What needs to be done: Please edit the records starting at the first line and ending at the line containing "268 859 288</box>", replacing "Saving" with "Storing" and leaving everything else unchanged.

Element and box listings
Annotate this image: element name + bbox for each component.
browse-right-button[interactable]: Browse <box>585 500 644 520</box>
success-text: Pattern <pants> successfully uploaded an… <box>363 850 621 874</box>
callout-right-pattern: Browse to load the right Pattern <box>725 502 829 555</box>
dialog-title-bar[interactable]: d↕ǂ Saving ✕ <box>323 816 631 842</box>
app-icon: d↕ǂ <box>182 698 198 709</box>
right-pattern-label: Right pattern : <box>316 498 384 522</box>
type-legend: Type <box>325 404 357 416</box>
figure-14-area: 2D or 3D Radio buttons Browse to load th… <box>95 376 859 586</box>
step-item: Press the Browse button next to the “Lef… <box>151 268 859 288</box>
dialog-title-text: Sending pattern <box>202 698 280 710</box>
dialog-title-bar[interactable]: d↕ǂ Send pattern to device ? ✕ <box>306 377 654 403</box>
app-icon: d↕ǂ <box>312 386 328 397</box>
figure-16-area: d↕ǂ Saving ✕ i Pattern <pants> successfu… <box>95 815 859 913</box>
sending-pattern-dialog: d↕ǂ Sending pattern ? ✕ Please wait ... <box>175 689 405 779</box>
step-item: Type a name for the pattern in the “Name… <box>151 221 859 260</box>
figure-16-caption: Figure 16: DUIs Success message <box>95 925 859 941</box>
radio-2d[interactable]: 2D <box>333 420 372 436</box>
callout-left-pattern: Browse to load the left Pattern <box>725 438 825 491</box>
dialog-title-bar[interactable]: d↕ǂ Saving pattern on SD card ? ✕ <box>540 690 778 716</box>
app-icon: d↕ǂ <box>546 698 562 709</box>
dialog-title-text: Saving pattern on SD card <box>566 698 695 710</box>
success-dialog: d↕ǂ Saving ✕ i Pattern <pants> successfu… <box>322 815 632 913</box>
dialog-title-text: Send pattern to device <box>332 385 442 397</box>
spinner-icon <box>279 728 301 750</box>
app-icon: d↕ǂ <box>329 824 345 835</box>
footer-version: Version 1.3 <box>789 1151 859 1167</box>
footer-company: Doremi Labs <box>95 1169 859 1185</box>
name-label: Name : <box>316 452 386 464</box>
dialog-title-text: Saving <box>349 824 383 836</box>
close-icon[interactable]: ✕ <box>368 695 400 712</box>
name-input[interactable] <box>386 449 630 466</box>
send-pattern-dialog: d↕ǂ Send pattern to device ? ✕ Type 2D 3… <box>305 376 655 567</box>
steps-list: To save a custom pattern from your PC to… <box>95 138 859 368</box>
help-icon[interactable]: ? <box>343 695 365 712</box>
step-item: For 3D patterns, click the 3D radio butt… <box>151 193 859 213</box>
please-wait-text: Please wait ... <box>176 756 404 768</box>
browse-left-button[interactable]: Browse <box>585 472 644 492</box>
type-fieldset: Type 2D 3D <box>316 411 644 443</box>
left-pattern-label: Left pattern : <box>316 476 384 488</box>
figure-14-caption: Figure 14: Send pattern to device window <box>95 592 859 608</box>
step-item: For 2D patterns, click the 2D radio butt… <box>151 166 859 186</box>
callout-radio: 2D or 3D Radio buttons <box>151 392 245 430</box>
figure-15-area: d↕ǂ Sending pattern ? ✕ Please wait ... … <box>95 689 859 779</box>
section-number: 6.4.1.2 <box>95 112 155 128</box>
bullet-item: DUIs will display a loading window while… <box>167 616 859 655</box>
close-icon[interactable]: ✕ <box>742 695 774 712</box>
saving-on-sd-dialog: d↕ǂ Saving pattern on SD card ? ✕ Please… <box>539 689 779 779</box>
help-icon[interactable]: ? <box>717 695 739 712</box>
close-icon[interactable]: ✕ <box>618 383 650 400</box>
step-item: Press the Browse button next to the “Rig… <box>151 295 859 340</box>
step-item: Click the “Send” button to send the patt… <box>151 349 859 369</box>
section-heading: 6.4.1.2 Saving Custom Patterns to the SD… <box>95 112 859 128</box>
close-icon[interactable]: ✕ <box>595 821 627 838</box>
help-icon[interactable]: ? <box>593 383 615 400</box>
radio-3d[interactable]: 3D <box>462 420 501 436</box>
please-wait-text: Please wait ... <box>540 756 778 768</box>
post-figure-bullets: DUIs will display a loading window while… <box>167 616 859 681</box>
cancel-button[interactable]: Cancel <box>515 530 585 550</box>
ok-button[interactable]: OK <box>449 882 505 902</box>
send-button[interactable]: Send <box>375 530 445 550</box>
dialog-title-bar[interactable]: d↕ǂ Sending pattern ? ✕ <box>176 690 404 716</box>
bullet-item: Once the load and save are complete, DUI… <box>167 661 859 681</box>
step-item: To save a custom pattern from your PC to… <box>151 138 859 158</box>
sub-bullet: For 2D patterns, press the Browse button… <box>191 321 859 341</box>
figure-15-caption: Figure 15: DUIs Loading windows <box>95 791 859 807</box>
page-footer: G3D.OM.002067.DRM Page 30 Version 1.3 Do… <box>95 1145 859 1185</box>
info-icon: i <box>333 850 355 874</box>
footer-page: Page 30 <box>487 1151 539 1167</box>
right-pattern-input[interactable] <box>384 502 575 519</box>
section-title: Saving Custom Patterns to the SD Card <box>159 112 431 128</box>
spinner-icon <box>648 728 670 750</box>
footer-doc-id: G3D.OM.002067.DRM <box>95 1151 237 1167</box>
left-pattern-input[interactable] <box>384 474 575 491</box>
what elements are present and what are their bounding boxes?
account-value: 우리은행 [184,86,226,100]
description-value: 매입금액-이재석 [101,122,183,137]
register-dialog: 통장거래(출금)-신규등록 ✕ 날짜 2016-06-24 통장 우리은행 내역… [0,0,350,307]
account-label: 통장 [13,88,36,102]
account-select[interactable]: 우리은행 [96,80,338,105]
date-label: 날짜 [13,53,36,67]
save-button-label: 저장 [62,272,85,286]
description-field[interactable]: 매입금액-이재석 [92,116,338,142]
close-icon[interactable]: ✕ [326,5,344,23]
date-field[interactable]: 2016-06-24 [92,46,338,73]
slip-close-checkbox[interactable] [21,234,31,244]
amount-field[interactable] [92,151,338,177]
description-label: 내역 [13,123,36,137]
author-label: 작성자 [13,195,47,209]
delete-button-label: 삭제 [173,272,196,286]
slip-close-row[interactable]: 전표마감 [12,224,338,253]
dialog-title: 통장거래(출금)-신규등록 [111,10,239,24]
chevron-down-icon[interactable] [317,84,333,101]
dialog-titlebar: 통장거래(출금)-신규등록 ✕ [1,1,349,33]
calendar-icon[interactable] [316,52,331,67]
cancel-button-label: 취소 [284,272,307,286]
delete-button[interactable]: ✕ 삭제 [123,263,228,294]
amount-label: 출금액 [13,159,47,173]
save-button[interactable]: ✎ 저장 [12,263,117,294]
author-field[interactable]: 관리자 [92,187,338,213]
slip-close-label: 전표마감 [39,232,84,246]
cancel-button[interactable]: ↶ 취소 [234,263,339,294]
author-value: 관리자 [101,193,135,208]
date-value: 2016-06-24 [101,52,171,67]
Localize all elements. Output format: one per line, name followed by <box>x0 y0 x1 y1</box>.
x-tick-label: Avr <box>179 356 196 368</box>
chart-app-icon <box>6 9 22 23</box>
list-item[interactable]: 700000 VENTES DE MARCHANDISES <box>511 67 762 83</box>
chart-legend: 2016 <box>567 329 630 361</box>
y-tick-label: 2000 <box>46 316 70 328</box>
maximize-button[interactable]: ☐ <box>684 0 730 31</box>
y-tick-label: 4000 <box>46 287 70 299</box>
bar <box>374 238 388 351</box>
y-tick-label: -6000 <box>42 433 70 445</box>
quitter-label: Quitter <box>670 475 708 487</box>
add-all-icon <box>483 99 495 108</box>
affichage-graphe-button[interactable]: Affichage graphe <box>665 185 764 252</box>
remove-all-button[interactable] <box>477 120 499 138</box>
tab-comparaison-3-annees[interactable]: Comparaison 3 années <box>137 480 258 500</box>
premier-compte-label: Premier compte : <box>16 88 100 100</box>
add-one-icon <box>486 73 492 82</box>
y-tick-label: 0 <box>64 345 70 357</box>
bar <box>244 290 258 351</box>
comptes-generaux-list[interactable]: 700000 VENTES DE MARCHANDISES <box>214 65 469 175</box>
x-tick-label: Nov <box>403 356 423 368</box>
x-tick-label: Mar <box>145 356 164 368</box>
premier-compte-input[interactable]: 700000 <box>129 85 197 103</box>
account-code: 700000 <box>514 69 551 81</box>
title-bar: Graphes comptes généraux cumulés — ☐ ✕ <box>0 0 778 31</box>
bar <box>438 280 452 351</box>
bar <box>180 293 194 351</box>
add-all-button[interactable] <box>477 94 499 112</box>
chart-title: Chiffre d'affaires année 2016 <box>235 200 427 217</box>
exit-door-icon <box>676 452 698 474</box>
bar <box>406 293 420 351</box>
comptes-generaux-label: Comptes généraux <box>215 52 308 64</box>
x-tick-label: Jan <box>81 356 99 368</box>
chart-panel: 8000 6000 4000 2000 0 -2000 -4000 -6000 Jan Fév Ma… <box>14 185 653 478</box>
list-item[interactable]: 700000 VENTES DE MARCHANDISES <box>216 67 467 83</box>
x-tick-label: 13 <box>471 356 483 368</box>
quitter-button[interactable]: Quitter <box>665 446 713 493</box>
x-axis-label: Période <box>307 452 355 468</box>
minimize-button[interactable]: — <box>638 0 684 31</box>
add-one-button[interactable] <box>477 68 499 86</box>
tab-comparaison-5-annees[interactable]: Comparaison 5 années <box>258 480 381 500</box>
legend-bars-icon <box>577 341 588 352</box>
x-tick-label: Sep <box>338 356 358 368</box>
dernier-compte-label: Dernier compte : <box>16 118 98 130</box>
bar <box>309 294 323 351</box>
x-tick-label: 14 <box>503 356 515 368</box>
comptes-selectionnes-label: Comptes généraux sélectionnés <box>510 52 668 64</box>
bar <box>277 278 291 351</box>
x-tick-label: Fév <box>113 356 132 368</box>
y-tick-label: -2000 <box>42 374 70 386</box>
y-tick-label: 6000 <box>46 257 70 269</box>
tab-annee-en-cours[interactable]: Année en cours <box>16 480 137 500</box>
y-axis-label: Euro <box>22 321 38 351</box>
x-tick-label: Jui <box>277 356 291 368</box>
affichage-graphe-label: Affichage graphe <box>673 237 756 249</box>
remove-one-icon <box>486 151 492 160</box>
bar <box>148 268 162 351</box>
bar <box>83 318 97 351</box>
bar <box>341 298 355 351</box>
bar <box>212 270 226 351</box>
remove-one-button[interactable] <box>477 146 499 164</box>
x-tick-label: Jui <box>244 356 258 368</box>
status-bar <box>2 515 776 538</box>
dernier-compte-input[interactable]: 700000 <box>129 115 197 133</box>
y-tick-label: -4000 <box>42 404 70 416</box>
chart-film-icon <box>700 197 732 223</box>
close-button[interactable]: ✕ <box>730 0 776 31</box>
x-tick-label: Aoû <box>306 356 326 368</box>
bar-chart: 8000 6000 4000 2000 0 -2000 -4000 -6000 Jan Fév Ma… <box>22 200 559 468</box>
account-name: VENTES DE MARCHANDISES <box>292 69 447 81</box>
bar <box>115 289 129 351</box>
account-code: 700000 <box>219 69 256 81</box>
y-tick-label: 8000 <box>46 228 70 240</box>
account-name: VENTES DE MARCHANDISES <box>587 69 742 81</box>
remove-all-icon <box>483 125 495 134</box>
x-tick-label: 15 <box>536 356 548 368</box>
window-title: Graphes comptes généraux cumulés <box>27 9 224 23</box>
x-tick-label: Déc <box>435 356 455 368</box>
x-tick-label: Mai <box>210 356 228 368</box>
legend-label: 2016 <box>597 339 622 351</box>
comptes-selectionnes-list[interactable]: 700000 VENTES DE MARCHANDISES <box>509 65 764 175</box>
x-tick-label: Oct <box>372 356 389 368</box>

Complete output:
Annotate this image: element name + bbox for each component.
browse-right-button[interactable]: Browse <box>585 500 644 520</box>
success-text: Pattern <pants> successfully uploaded an… <box>363 850 621 874</box>
callout-right-pattern: Browse to load the right Pattern <box>725 502 829 555</box>
dialog-title-bar[interactable]: d↕ǂ Storing ✕ <box>323 816 631 842</box>
app-icon: d↕ǂ <box>182 698 198 709</box>
right-pattern-label: Right pattern : <box>316 498 384 522</box>
type-legend: Type <box>325 404 357 416</box>
figure-14-area: 2D or 3D Radio buttons Browse to load th… <box>95 376 859 586</box>
step-item: Press the Browse button next to the “Lef… <box>151 268 859 288</box>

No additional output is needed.